Which lines below hold the word "uyat"? Copy all of them.

--- BEGIN ---

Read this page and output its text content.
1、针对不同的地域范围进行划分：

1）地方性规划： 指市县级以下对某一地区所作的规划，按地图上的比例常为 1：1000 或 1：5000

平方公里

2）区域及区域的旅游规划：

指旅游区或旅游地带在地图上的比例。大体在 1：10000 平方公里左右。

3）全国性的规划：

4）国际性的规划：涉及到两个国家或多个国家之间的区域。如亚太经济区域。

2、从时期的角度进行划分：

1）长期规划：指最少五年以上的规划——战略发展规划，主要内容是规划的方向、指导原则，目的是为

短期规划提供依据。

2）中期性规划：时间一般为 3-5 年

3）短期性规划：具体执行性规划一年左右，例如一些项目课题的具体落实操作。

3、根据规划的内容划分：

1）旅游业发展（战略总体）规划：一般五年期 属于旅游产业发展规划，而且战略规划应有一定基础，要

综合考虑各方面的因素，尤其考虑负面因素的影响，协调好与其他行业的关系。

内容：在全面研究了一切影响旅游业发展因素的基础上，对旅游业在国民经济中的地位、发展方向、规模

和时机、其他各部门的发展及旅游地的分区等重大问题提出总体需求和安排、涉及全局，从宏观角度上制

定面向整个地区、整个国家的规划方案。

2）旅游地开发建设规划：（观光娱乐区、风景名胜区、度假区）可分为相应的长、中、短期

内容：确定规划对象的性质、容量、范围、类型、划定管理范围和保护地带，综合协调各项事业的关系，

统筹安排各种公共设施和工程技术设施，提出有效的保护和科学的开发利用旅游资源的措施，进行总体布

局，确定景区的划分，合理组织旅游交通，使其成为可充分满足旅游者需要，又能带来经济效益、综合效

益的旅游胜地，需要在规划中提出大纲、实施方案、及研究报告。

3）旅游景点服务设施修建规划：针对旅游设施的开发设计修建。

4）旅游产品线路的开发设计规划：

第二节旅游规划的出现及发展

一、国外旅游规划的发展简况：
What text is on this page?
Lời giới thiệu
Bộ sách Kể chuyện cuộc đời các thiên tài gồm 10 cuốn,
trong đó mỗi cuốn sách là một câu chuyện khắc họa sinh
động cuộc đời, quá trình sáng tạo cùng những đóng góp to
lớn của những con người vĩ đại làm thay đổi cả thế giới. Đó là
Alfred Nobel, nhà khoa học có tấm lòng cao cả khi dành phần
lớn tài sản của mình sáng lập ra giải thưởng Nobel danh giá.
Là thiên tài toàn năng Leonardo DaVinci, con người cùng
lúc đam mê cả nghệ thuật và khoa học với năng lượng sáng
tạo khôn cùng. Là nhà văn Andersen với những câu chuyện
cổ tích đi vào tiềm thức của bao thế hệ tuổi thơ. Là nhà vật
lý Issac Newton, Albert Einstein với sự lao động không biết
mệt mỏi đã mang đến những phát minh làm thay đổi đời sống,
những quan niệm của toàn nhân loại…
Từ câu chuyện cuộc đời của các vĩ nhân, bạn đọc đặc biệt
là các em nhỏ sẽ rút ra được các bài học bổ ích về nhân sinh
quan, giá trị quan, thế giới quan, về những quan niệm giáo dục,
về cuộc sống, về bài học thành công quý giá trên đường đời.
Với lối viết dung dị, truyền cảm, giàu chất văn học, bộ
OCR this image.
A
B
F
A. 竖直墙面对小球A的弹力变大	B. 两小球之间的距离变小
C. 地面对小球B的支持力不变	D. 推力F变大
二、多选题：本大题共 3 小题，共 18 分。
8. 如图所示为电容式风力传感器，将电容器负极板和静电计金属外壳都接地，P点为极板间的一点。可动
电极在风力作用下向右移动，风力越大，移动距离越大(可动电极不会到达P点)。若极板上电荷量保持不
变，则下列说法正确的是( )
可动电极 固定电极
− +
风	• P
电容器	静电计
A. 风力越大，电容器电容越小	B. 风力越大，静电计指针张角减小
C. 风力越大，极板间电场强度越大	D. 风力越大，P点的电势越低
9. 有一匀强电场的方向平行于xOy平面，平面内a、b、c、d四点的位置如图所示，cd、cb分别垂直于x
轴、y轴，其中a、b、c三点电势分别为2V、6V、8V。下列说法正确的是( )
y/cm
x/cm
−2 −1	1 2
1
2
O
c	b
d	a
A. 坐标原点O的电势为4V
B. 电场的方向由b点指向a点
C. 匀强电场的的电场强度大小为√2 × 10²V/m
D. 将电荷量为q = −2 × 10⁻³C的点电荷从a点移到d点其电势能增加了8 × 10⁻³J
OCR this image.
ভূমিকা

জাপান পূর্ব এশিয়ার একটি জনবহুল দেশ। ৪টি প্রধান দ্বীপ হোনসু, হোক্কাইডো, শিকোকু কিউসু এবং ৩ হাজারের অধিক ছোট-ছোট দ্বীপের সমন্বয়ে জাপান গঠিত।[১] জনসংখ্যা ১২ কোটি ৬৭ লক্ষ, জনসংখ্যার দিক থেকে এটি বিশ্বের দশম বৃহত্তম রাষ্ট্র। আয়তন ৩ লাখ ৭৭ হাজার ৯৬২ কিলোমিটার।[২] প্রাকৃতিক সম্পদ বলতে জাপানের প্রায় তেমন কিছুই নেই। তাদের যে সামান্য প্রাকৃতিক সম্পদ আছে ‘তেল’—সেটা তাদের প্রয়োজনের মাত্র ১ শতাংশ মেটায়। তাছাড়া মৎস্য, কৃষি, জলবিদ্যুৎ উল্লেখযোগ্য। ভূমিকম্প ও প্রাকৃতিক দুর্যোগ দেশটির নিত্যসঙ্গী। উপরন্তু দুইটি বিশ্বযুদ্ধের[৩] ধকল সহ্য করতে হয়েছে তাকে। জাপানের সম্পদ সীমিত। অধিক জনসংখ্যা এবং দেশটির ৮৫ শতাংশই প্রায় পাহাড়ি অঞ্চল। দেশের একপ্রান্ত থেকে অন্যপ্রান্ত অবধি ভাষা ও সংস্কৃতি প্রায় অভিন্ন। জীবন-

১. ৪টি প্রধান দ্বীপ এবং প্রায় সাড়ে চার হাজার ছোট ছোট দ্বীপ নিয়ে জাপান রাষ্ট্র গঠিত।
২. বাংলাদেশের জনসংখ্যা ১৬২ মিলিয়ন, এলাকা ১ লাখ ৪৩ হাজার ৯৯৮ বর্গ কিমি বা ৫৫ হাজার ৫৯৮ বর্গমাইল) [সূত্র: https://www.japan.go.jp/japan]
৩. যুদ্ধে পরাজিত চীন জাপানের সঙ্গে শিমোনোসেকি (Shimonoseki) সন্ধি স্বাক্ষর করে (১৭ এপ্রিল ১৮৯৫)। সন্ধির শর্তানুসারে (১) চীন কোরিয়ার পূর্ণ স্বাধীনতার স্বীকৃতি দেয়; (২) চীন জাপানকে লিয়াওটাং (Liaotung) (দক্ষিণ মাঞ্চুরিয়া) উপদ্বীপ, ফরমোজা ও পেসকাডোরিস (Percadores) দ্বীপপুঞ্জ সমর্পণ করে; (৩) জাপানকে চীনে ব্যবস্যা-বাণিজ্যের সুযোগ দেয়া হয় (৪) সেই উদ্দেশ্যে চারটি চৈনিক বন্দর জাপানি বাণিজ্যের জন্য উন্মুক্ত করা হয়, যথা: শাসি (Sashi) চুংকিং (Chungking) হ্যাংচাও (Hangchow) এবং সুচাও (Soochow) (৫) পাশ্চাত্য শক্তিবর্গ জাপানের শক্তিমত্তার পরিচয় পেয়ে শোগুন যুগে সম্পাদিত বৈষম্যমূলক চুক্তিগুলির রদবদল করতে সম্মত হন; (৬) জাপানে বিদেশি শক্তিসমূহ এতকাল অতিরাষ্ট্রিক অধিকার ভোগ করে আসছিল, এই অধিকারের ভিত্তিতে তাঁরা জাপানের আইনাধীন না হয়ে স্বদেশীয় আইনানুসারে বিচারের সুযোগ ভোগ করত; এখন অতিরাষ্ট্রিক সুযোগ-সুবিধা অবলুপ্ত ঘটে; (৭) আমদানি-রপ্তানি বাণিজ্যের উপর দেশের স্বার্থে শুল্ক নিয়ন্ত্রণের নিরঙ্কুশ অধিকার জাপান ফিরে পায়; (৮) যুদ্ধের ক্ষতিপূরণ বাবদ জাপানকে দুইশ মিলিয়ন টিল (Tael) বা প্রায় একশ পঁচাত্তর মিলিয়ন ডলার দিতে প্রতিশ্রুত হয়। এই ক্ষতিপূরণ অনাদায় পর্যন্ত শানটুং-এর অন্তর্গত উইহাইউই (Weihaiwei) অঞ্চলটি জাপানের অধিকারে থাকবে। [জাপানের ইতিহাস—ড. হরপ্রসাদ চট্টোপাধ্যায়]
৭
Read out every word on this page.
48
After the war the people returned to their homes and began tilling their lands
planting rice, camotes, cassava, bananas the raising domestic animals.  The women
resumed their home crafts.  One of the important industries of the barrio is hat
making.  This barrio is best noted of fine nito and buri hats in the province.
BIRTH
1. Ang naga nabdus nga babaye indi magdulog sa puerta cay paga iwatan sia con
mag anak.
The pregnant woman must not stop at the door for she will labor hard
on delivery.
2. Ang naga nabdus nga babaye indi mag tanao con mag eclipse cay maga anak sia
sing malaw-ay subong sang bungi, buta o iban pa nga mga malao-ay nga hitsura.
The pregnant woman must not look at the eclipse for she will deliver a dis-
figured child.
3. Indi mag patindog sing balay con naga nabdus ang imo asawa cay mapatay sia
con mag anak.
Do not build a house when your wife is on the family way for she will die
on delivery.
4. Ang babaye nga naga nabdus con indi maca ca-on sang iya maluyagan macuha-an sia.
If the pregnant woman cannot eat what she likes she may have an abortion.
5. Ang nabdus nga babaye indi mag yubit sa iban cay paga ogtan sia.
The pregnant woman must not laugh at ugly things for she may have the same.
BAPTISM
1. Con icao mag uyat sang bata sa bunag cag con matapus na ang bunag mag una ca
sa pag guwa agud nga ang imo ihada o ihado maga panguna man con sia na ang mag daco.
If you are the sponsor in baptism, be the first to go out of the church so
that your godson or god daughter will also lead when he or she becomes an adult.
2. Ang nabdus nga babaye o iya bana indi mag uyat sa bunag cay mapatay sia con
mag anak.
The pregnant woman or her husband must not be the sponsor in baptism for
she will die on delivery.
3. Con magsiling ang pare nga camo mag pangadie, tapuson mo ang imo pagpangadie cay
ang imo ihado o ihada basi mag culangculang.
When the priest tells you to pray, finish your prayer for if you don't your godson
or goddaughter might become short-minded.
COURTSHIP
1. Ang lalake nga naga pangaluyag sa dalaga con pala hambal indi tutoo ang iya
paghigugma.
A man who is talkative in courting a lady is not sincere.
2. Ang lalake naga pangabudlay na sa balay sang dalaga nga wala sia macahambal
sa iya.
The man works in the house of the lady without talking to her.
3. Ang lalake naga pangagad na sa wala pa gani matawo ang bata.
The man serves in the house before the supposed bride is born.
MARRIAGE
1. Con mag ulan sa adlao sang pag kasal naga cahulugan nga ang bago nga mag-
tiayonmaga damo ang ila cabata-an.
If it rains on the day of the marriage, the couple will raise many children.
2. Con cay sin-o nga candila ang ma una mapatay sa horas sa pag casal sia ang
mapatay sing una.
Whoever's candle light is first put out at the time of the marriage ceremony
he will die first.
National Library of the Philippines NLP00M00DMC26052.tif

--- END ---

REPLY TO THE TASK:
1. Con icao mag uyat sang bata sa bunag cag con matapus na ang bunag mag una ca
2. Ang nabdus nga babaye o iya bana indi mag uyat sa bunag cay mapatay sia con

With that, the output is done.